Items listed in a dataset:

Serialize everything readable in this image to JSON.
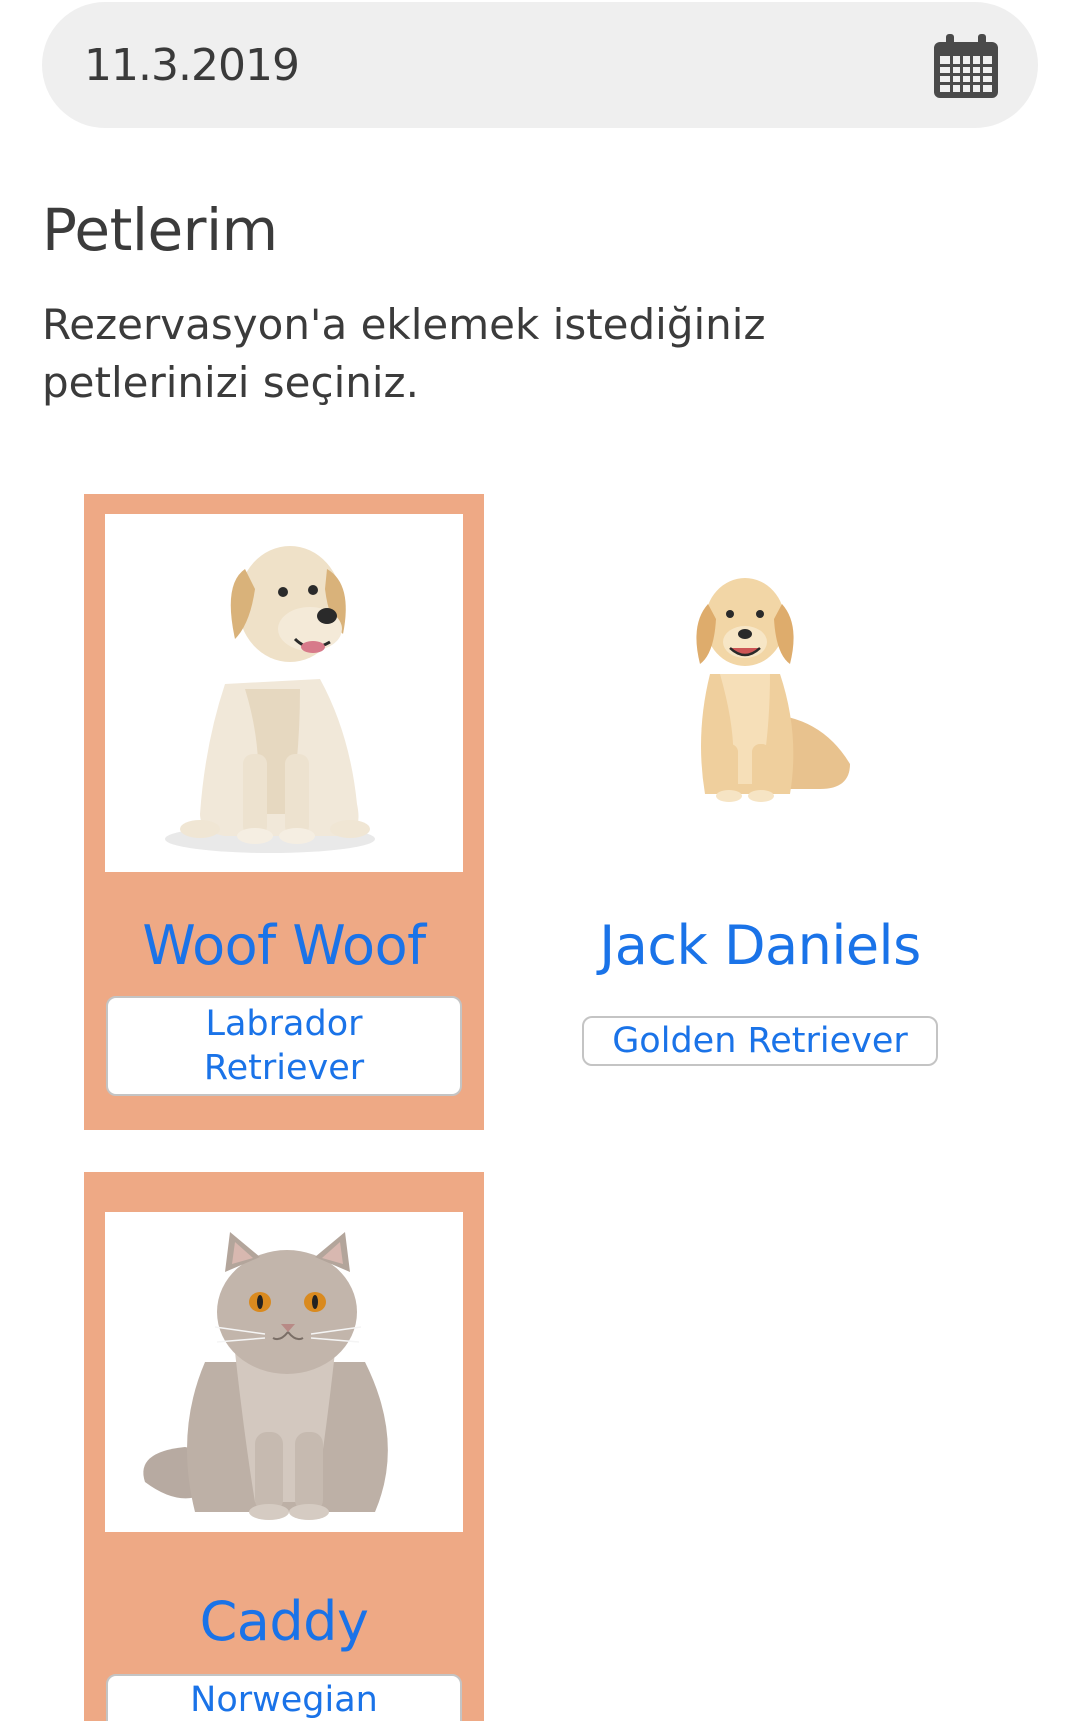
{
  "date_field": {
    "value": "11.3.2019",
    "icon": "calendar-icon"
  },
  "section": {
    "title": "Petlerim",
    "description": "Rezervasyon'a eklemek istediğiniz petlerinizi seçiniz."
  },
  "colors": {
    "selected_card": "#eea985",
    "accent": "#1a73e8",
    "date_field_bg": "#efefef"
  },
  "pets": [
    {
      "name": "Woof Woof",
      "breed": "Labrador Retriever",
      "species": "dog",
      "selected": true
    },
    {
      "name": "Jack Daniels",
      "breed": "Golden Retriever",
      "species": "dog",
      "selected": false
    },
    {
      "name": "Caddy",
      "breed": "Norwegian",
      "species": "cat",
      "selected": true
    }
  ]
}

- **Job**: Output, exactly, all the records above; include no pictures.

- **Task solution**:
Serialize everything readable in this image to JSON.
{
  "date_field": {
    "value": "11.3.2019",
    "icon": "calendar-icon"
  },
  "section": {
    "title": "Petlerim",
    "description": "Rezervasyon'a eklemek istediğiniz petlerinizi seçiniz."
  },
  "colors": {
    "selected_card": "#eea985",
    "accent": "#1a73e8",
    "date_field_bg": "#efefef"
  },
  "pets": [
    {
      "name": "Woof Woof",
      "breed": "Labrador Retriever",
      "species": "dog",
      "selected": true
    },
    {
      "name": "Jack Daniels",
      "breed": "Golden Retriever",
      "species": "dog",
      "selected": false
    },
    {
      "name": "Caddy",
      "breed": "Norwegian",
      "species": "cat",
      "selected": true
    }
  ]
}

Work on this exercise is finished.